What you will do:
Copy all records verbatim.

---------------

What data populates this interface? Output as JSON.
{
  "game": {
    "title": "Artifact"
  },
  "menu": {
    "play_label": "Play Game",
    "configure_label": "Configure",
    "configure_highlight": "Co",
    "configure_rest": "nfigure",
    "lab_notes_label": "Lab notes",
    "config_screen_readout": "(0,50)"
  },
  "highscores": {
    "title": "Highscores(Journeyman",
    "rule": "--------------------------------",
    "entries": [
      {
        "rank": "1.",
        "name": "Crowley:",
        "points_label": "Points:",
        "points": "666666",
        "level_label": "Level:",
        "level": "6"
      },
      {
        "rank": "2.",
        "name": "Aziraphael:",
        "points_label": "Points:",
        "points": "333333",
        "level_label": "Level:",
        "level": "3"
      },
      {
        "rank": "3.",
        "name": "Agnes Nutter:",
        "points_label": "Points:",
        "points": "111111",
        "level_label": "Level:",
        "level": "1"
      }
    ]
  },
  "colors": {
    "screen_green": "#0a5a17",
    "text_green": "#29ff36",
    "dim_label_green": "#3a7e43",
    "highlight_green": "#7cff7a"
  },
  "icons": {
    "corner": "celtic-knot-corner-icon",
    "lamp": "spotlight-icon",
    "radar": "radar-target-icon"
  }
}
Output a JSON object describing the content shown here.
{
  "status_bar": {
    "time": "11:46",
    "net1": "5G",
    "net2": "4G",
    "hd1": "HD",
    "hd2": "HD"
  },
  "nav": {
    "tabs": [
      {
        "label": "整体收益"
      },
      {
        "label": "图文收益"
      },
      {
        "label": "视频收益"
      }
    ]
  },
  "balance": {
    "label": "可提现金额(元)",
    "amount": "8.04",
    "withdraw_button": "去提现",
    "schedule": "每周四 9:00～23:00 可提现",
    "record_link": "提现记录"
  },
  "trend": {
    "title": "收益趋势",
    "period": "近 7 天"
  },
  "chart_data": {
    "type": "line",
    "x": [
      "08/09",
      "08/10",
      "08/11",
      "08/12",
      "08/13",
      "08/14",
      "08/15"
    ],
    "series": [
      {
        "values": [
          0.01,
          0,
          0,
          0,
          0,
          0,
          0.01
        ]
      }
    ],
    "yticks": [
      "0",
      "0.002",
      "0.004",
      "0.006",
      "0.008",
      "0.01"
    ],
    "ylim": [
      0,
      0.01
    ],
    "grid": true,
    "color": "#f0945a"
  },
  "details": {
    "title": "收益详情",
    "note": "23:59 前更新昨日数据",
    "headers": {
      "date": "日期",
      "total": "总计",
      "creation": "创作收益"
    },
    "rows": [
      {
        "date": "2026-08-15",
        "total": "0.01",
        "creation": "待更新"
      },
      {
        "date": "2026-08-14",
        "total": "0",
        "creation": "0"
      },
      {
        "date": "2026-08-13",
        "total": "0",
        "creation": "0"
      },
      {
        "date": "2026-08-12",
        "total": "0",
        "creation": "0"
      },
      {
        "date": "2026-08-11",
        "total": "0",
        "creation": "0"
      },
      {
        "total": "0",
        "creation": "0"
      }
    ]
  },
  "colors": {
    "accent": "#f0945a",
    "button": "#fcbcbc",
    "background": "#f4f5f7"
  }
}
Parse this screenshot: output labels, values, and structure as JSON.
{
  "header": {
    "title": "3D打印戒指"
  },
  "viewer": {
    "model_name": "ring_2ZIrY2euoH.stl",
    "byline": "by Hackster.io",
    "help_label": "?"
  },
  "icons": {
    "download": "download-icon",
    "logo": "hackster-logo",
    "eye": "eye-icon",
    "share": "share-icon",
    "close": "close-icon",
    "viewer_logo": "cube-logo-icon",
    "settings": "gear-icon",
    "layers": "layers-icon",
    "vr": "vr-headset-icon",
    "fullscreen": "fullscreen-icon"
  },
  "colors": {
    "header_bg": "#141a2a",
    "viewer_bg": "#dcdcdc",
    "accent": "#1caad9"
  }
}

---------------

Result of the task:
What data populates this interface? Output as JSON.
{
  "game": {
    "title": "Artifact"
  },
  "menu": {
    "play_label": "Play Game",
    "configure_label": "Configure",
    "configure_highlight": "Co",
    "configure_rest": "nfigure",
    "lab_notes_label": "Lab notes",
    "config_screen_readout": "(0,50)"
  },
  "highscores": {
    "title": "Highscores(Journeyman",
    "rule": "--------------------------------",
    "entries": [
      {
        "rank": "1.",
        "name": "Crowley:",
        "points_label": "Points:",
        "points": "666666",
        "level_label": "Level:",
        "level": "6"
      },
      {
        "rank": "2.",
        "name": "Aziraphael:",
        "points_label": "Points:",
        "points": "333333",
        "level_label": "Level:",
        "level": "3"
      },
      {
        "rank": "3.",
        "name": "Agnes Nutter:",
        "points_label": "Points:",
        "points": "111111",
        "level_label": "Level:",
        "level": "1"
      }
    ]
  },
  "colors": {
    "screen_green": "#0a5a17",
    "text_green": "#29ff36",
    "dim_label_green": "#3a7e43",
    "highlight_green": "#7cff7a"
  },
  "icons": {
    "corner": "celtic-knot-corner-icon",
    "lamp": "spotlight-icon",
    "radar": "radar-target-icon"
  }
}
Output a JSON object describing the content shown here.
{
  "status_bar": {
    "time": "11:46",
    "net1": "5G",
    "net2": "4G",
    "hd1": "HD",
    "hd2": "HD"
  },
  "nav": {
    "tabs": [
      {
        "label": "整体收益"
      },
      {
        "label": "图文收益"
      },
      {
        "label": "视频收益"
      }
    ]
  },
  "balance": {
    "label": "可提现金额(元)",
    "amount": "8.04",
    "withdraw_button": "去提现",
    "schedule": "每周四 9:00～23:00 可提现",
    "record_link": "提现记录"
  },
  "trend": {
    "title": "收益趋势",
    "period": "近 7 天"
  },
  "chart_data": {
    "type": "line",
    "x": [
      "08/09",
      "08/10",
      "08/11",
      "08/12",
      "08/13",
      "08/14",
      "08/15"
    ],
    "series": [
      {
        "values": [
          0.01,
          0,
          0,
          0,
          0,
          0,
          0.01
        ]
      }
    ],
    "yticks": [
      "0",
      "0.002",
      "0.004",
      "0.006",
      "0.008",
      "0.01"
    ],
    "ylim": [
      0,
      0.01
    ],
    "grid": true,
    "color": "#f0945a"
  },
  "details": {
    "title": "收益详情",
    "note": "23:59 前更新昨日数据",
    "headers": {
      "date": "日期",
      "total": "总计",
      "creation": "创作收益"
    },
    "rows": [
      {
        "date": "2026-08-15",
        "total": "0.01",
        "creation": "待更新"
      },
      {
        "date": "2026-08-14",
        "total": "0",
        "creation": "0"
      },
      {
        "date": "2026-08-13",
        "total": "0",
        "creation": "0"
      },
      {
        "date": "2026-08-12",
        "total": "0",
        "creation": "0"
      },
      {
        "date": "2026-08-11",
        "total": "0",
        "creation": "0"
      },
      {
        "total": "0",
        "creation": "0"
      }
    ]
  },
  "colors": {
    "accent": "#f0945a",
    "button": "#fcbcbc",
    "background": "#f4f5f7"
  }
}
Parse this screenshot: output labels, values, and structure as JSON.
{
  "header": {
    "title": "3D打印戒指"
  },
  "viewer": {
    "model_name": "ring_2ZIrY2euoH.stl",
    "byline": "by Hackster.io",
    "help_label": "?"
  },
  "icons": {
    "download": "download-icon",
    "logo": "hackster-logo",
    "eye": "eye-icon",
    "share": "share-icon",
    "close": "close-icon",
    "viewer_logo": "cube-logo-icon",
    "settings": "gear-icon",
    "layers": "layers-icon",
    "vr": "vr-headset-icon",
    "fullscreen": "fullscreen-icon"
  },
  "colors": {
    "header_bg": "#141a2a",
    "viewer_bg": "#dcdcdc",
    "accent": "#1caad9"
  }
}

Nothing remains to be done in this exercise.